> Given records:
*-*-*

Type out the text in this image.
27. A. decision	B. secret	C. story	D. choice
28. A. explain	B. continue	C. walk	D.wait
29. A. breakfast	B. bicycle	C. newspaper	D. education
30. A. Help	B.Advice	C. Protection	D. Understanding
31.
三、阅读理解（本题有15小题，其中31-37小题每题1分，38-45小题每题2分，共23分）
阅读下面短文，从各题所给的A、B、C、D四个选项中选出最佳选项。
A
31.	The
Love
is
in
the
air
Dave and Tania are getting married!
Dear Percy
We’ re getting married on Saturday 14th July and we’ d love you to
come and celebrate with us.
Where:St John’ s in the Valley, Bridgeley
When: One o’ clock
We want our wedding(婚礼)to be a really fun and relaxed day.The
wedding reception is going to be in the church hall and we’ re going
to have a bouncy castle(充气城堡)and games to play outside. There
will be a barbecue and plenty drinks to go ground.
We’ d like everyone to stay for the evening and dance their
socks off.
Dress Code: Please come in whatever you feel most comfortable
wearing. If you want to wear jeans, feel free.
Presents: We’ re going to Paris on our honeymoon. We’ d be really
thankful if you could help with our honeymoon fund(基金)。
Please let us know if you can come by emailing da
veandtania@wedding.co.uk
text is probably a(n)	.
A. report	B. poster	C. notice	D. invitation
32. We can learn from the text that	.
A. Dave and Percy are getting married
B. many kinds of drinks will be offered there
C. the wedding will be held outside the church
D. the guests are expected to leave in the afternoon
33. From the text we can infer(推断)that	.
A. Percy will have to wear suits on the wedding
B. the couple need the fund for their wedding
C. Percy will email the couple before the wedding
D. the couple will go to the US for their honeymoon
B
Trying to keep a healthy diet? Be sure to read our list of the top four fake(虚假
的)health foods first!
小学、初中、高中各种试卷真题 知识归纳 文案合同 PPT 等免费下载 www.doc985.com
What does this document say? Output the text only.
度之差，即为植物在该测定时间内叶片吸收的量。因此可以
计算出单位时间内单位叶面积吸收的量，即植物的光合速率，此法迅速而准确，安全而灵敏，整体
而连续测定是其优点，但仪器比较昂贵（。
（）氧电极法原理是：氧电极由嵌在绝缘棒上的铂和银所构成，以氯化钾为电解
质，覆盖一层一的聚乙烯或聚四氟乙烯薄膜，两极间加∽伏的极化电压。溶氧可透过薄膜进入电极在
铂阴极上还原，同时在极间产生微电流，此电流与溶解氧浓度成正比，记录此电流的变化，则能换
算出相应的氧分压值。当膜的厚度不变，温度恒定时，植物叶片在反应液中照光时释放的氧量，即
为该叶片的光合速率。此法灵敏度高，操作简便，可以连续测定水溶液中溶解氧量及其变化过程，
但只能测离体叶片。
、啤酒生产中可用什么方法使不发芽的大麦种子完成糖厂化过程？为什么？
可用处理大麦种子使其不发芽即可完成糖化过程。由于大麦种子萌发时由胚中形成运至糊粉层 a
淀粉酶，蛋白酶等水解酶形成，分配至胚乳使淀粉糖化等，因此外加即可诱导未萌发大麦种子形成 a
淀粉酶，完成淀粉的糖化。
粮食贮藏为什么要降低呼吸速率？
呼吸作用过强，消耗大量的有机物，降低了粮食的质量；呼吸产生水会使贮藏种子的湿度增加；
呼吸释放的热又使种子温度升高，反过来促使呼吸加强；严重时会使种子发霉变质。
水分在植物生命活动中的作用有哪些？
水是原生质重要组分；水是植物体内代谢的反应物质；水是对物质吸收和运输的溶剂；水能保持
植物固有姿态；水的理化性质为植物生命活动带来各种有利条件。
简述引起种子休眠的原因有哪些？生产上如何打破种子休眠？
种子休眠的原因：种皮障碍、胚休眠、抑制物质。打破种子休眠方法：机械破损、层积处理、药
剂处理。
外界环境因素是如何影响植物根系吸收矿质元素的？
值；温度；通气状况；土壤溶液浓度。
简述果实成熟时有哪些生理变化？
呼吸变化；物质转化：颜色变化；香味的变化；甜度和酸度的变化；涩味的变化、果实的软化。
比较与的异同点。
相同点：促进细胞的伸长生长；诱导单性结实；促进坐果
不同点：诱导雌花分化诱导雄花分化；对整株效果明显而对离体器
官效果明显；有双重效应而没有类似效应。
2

*-*-*

> What the task asks: Among the lines of the material, find those that hold the word "text" and copy them.

> Problem solution:
Type out the text in this image.
text is probably a(n)	.
32. We can learn from the text that	.
33. From the text we can infer(推断)that	.
What does this document say? Output the text only.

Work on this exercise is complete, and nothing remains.